• Aim
In the excerpt on building genealogy tools, which Mac program does the writer call the best tried so far?

• Selected excerpt
'''
A while back I started developing a tool to help with my genealogical research. This single tool gradually evolved into a small collection of inter-related tools, each focussing on a specific task. (I firmly believe that smaller, more focussed tools are better than one monolithic, "Swiss-Army Knife" type tool that tries to do everything.) As I have been re-educating myself in the ways of better genealogical practices, I have realised that some of my initial assumptions in the design of these tools was wrong, specifically when it came to sources and proof - I was not properly capturing source citation data, nor was I being particularly diligent when it came to proving my conclusions/assumptions. Now that I have a better understanding of things such as source citations and genealogy standards (especially the Genealogical Proof Standard) I figure I should re-engineer these tools to incorporate my new-found knowledge.

There are many reasons behind my decision to write my own software. I have been unhappy with the state of the software available for the Mac - there are some good packages, but each one has certain issues that bug me. The best that I have tried so far (MacFamilyTree) is reasonably good, but its handling of locations and sources leave a bit to be desired IMHO. Another Mac program has great location management features, but surprisingly its mapping tools are not as advanced as MFT's. If I could cherry-pick pieces from several different programs I might be able to put together a truly awesome program, but there's still a major underlying problem for the way I want to be able to work.

A lot of the genealogy programs I have seen have been more focussed on creating a family tree and pretty charts and pay less attention to rigorous analysis and proof of the data entered by the user. There is also a lack of cutting edge research tools, that could assist a user to analyse their sources and find connections in their data.

I don't want to just record a set of dates for people in my family tree - I want to be able to find connections between people, properly study and analyse my source documents, capture detailed source citation information, apply the GPS, and more. So I figured the only way forward was to build my own tools to do as much of this as possible. To that end I have tools for genealogy logs, source transcription and analysis, and location management. To these I will be adding something geared more towards managing the GPS process, a reporting tool and of course a GEDCOM generator so I can export the resulting data for use in "traditional" genealogy software. I aim to make each tool small and focussed on the task at hand so that it is easy and fast to use.
'''
• Data block
'''
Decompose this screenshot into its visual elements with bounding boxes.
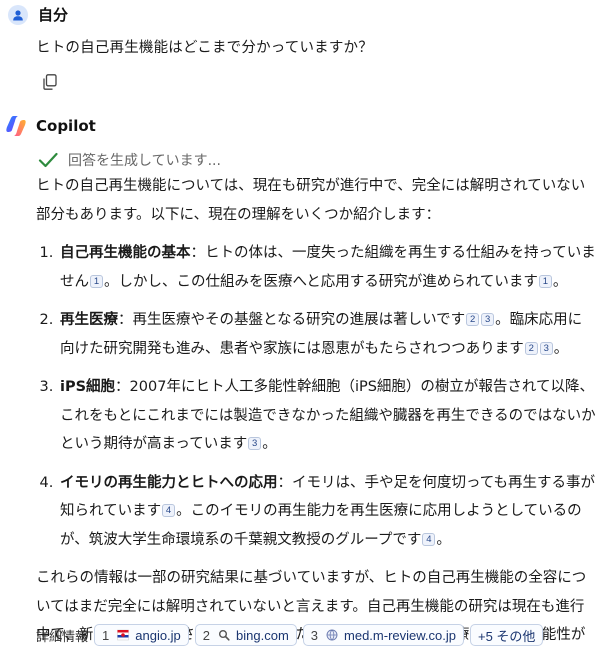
'''
• Answer to this task
MacFamilyTree